Un groupe de travail spécialisé dans les blockchains
L’initiative de la Commission fait suite à la proposition du Comité des Affaires Économiques et Monétaires du Parlement Européen de créer un groupe de travail spécial focalisé sur les blockchains et les registres distribués (DLTs), formulée dans un draft report publié le 23 février 2016 sous l’égide de Jakob von Weizsäcker.
Ce rapport présente les différences entre les monnaies cryptographiques pair-à-pair (dénommées VCs pour Virtual Currencies) et les bases de données décentralisées/technologies de registres distribués (DLTs, Distributed Ledger Technologies). Le document évoque ensuite :
- la balance des risques et des opportunités,
- l’emploi des DLTs au-delà des paiements,
- une régulation intelligente visant à favoriser l’innovation et à protéger l’intégrité.
Le plan d’action de la Commission Européenne
Dans un communiqué daté du 23 mars, intitulé “Consumer Financial Services Action Plan: Better Products, More Choice”, la Commission Européenne a dévoilé son plan d’action.
══════
CONSIGNE DONNÉE A = Recopiez le passage de l'extrait sur le groupe de travail consacré aux blockchains, en commençant par « Un groupe de travail spécialisé » et en poursuivant jusqu'à « à protéger l’intégrité. ».
Le texte et le listing proviennent de sources distinctes.

Enregistrements conservés
══════
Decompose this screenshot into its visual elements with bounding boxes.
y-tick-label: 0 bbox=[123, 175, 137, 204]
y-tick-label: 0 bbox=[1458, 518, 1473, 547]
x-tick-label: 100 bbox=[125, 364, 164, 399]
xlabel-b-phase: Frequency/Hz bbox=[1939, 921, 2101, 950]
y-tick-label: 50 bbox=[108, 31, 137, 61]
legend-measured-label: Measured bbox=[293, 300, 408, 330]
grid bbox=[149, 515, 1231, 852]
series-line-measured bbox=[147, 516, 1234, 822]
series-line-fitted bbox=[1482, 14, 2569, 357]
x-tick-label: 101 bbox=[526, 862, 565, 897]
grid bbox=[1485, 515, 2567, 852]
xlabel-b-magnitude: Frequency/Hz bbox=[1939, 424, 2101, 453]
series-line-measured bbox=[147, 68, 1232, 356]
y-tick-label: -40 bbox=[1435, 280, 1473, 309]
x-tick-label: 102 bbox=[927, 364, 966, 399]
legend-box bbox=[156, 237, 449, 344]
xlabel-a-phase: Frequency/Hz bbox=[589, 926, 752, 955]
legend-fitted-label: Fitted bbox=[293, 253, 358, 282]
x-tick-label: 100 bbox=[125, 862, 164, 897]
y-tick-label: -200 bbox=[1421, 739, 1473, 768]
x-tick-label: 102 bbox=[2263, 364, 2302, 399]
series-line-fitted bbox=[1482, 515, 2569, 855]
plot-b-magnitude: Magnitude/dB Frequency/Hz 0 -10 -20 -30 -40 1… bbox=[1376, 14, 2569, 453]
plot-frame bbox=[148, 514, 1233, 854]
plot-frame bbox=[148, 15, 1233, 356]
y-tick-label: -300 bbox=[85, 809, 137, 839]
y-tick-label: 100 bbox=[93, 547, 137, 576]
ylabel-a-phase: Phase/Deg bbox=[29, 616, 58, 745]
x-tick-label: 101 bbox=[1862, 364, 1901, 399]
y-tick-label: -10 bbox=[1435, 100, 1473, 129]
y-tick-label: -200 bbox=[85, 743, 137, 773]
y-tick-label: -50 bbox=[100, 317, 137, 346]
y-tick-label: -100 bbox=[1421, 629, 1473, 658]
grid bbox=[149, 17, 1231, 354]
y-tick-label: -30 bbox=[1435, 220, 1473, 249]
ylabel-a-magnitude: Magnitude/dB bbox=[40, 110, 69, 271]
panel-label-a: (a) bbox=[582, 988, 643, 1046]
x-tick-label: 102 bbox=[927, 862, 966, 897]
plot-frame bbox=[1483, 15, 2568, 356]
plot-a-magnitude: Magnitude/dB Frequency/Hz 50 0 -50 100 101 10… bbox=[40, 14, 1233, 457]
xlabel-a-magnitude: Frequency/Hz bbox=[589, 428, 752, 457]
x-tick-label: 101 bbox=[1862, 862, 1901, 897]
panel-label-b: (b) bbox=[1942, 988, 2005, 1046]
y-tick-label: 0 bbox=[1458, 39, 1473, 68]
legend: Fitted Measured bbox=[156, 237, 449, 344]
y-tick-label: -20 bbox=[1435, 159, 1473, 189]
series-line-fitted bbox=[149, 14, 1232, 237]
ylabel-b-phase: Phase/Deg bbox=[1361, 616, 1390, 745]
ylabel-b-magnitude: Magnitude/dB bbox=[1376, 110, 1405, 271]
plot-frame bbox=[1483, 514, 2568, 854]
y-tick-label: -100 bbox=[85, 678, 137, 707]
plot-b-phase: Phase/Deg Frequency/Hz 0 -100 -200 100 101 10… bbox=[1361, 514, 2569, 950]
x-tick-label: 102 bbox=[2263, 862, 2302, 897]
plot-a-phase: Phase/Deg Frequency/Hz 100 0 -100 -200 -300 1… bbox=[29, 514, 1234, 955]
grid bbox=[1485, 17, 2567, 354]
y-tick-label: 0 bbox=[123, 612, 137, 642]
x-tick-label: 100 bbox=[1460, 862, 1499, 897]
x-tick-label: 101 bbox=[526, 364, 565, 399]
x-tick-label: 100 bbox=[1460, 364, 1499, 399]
══════
CONSIGNE DONNÉE B = Réécrivez le listing depuis son début jusqu'à la ligne contenant « x-tick-label: 102 bbox=[927, 364, 966, 399] » incluse, en remplaçant « grid » par « grille » sans rien modifier d'autre. Ne donnez que ces lignes.

RÉPONSE RÉDIGÉE A =
Un groupe de travail spécialisé dans les blockchains
L’initiative de la Commission fait suite à la proposition du Comité des Affaires Économiques et Monétaires du Parlement Européen de créer un groupe de travail spécial focalisé sur les blockchains et les registres distribués (DLTs), formulée dans un draft report publié le 23 février 2016 sous l’égide de Jakob von Weizsäcker.
Ce rapport présente les différences entre les monnaies cryptographiques pair-à-pair (dénommées VCs pour Virtual Currencies) et les bases de données décentralisées/technologies de registres distribués (DLTs, Distributed Ledger Technologies). Le document évoque ensuite :
- la balance des risques et des opportunités,
- l’emploi des DLTs au-delà des paiements,
- une régulation intelligente visant à favoriser l’innovation et à protéger l’intégrité.

RÉPONSE RÉDIGÉE B =
Decompose this screenshot into its visual elements with bounding boxes.
y-tick-label: 0 bbox=[123, 175, 137, 204]
y-tick-label: 0 bbox=[1458, 518, 1473, 547]
x-tick-label: 100 bbox=[125, 364, 164, 399]
xlabel-b-phase: Frequency/Hz bbox=[1939, 921, 2101, 950]
y-tick-label: 50 bbox=[108, 31, 137, 61]
legend-measured-label: Measured bbox=[293, 300, 408, 330]
grille bbox=[149, 515, 1231, 852]
series-line-measured bbox=[147, 516, 1234, 822]
series-line-fitted bbox=[1482, 14, 2569, 357]
x-tick-label: 101 bbox=[526, 862, 565, 897]
grille bbox=[1485, 515, 2567, 852]
xlabel-b-magnitude: Frequency/Hz bbox=[1939, 424, 2101, 453]
series-line-measured bbox=[147, 68, 1232, 356]
y-tick-label: -40 bbox=[1435, 280, 1473, 309]
x-tick-label: 102 bbox=[927, 364, 966, 399]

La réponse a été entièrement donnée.